_Exercise_: Give the data below again, word for word.

_Given entries_:

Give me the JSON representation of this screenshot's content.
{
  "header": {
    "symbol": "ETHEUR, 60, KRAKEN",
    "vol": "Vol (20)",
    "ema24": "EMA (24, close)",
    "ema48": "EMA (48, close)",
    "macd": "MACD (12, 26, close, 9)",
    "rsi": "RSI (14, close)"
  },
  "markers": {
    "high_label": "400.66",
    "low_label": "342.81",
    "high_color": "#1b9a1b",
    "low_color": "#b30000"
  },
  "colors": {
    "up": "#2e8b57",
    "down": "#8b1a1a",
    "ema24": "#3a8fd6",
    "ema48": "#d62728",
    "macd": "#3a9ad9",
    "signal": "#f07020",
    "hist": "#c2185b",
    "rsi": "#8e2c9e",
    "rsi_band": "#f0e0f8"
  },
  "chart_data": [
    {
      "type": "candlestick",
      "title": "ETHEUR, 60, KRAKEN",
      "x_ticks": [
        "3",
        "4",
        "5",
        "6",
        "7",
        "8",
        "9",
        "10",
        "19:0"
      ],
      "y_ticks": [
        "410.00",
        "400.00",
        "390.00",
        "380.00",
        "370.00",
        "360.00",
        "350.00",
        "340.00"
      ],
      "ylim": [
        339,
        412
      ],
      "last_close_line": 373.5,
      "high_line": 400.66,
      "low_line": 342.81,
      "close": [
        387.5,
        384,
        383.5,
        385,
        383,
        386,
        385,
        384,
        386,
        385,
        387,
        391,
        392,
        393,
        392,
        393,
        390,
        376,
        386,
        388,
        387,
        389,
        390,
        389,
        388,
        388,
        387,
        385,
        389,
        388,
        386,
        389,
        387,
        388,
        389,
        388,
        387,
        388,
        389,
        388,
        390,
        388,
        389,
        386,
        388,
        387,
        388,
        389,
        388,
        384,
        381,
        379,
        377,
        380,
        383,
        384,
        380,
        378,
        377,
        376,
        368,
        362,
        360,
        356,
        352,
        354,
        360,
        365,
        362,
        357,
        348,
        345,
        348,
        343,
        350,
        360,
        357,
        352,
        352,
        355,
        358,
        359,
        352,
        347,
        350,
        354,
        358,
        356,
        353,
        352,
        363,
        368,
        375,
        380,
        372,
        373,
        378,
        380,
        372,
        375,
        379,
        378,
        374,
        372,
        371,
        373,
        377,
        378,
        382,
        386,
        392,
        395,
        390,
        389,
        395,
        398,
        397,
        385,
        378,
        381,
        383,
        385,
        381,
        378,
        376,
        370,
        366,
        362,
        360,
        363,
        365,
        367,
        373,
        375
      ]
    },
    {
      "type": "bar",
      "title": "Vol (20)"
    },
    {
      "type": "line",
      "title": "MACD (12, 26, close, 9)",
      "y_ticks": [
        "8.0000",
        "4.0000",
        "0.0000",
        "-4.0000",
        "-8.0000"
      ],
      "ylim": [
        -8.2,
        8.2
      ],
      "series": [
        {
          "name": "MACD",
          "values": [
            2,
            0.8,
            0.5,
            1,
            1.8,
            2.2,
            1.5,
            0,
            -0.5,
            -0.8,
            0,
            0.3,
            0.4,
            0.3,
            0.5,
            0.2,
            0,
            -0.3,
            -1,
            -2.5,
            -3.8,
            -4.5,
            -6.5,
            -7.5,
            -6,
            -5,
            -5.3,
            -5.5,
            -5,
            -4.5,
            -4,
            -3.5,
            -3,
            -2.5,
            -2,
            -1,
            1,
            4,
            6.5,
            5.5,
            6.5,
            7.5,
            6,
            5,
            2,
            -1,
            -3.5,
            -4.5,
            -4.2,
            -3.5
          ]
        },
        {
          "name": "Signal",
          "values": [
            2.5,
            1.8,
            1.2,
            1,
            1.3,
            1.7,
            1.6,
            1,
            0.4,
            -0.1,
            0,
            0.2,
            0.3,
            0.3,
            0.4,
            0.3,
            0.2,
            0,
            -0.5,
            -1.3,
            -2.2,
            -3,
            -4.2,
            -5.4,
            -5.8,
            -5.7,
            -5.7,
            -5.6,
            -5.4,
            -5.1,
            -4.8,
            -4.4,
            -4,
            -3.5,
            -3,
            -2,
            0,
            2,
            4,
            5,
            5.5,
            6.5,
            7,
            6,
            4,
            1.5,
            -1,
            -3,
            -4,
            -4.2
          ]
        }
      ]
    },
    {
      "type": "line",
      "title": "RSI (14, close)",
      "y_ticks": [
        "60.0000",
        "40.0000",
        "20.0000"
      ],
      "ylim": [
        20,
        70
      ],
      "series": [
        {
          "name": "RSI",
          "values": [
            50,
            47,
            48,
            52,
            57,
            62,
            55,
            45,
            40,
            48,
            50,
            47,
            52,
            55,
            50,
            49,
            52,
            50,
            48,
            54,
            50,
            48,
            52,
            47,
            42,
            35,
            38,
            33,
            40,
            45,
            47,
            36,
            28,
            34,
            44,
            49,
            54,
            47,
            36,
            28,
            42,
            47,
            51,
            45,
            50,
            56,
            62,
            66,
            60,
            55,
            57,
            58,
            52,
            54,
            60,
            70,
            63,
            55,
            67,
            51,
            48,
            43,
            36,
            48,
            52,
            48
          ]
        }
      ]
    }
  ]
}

_Full response_:
Give me the JSON representation of this screenshot's content.
{
  "header": {
    "symbol": "ETHEUR, 60, KRAKEN",
    "vol": "Vol (20)",
    "ema24": "EMA (24, close)",
    "ema48": "EMA (48, close)",
    "macd": "MACD (12, 26, close, 9)",
    "rsi": "RSI (14, close)"
  },
  "markers": {
    "high_label": "400.66",
    "low_label": "342.81",
    "high_color": "#1b9a1b",
    "low_color": "#b30000"
  },
  "colors": {
    "up": "#2e8b57",
    "down": "#8b1a1a",
    "ema24": "#3a8fd6",
    "ema48": "#d62728",
    "macd": "#3a9ad9",
    "signal": "#f07020",
    "hist": "#c2185b",
    "rsi": "#8e2c9e",
    "rsi_band": "#f0e0f8"
  },
  "chart_data": [
    {
      "type": "candlestick",
      "title": "ETHEUR, 60, KRAKEN",
      "x_ticks": [
        "3",
        "4",
        "5",
        "6",
        "7",
        "8",
        "9",
        "10",
        "19:0"
      ],
      "y_ticks": [
        "410.00",
        "400.00",
        "390.00",
        "380.00",
        "370.00",
        "360.00",
        "350.00",
        "340.00"
      ],
      "ylim": [
        339,
        412
      ],
      "last_close_line": 373.5,
      "high_line": 400.66,
      "low_line": 342.81,
      "close": [
        387.5,
        384,
        383.5,
        385,
        383,
        386,
        385,
        384,
        386,
        385,
        387,
        391,
        392,
        393,
        392,
        393,
        390,
        376,
        386,
        388,
        387,
        389,
        390,
        389,
        388,
        388,
        387,
        385,
        389,
        388,
        386,
        389,
        387,
        388,
        389,
        388,
        387,
        388,
        389,
        388,
        390,
        388,
        389,
        386,
        388,
        387,
        388,
        389,
        388,
        384,
        381,
        379,
        377,
        380,
        383,
        384,
        380,
        378,
        377,
        376,
        368,
        362,
        360,
        356,
        352,
        354,
        360,
        365,
        362,
        357,
        348,
        345,
        348,
        343,
        350,
        360,
        357,
        352,
        352,
        355,
        358,
        359,
        352,
        347,
        350,
        354,
        358,
        356,
        353,
        352,
        363,
        368,
        375,
        380,
        372,
        373,
        378,
        380,
        372,
        375,
        379,
        378,
        374,
        372,
        371,
        373,
        377,
        378,
        382,
        386,
        392,
        395,
        390,
        389,
        395,
        398,
        397,
        385,
        378,
        381,
        383,
        385,
        381,
        378,
        376,
        370,
        366,
        362,
        360,
        363,
        365,
        367,
        373,
        375
      ]
    },
    {
      "type": "bar",
      "title": "Vol (20)"
    },
    {
      "type": "line",
      "title": "MACD (12, 26, close, 9)",
      "y_ticks": [
        "8.0000",
        "4.0000",
        "0.0000",
        "-4.0000",
        "-8.0000"
      ],
      "ylim": [
        -8.2,
        8.2
      ],
      "series": [
        {
          "name": "MACD",
          "values": [
            2,
            0.8,
            0.5,
            1,
            1.8,
            2.2,
            1.5,
            0,
            -0.5,
            -0.8,
            0,
            0.3,
            0.4,
            0.3,
            0.5,
            0.2,
            0,
            -0.3,
            -1,
            -2.5,
            -3.8,
            -4.5,
            -6.5,
            -7.5,
            -6,
            -5,
            -5.3,
            -5.5,
            -5,
            -4.5,
            -4,
            -3.5,
            -3,
            -2.5,
            -2,
            -1,
            1,
            4,
            6.5,
            5.5,
            6.5,
            7.5,
            6,
            5,
            2,
            -1,
            -3.5,
            -4.5,
            -4.2,
            -3.5
          ]
        },
        {
          "name": "Signal",
          "values": [
            2.5,
            1.8,
            1.2,
            1,
            1.3,
            1.7,
            1.6,
            1,
            0.4,
            -0.1,
            0,
            0.2,
            0.3,
            0.3,
            0.4,
            0.3,
            0.2,
            0,
            -0.5,
            -1.3,
            -2.2,
            -3,
            -4.2,
            -5.4,
            -5.8,
            -5.7,
            -5.7,
            -5.6,
            -5.4,
            -5.1,
            -4.8,
            -4.4,
            -4,
            -3.5,
            -3,
            -2,
            0,
            2,
            4,
            5,
            5.5,
            6.5,
            7,
            6,
            4,
            1.5,
            -1,
            -3,
            -4,
            -4.2
          ]
        }
      ]
    },
    {
      "type": "line",
      "title": "RSI (14, close)",
      "y_ticks": [
        "60.0000",
        "40.0000",
        "20.0000"
      ],
      "ylim": [
        20,
        70
      ],
      "series": [
        {
          "name": "RSI",
          "values": [
            50,
            47,
            48,
            52,
            57,
            62,
            55,
            45,
            40,
            48,
            50,
            47,
            52,
            55,
            50,
            49,
            52,
            50,
            48,
            54,
            50,
            48,
            52,
            47,
            42,
            35,
            38,
            33,
            40,
            45,
            47,
            36,
            28,
            34,
            44,
            49,
            54,
            47,
            36,
            28,
            42,
            47,
            51,
            45,
            50,
            56,
            62,
            66,
            60,
            55,
            57,
            58,
            52,
            54,
            60,
            70,
            63,
            55,
            67,
            51,
            48,
            43,
            36,
            48,
            52,
            48
          ]
        }
      ]
    }
  ]
}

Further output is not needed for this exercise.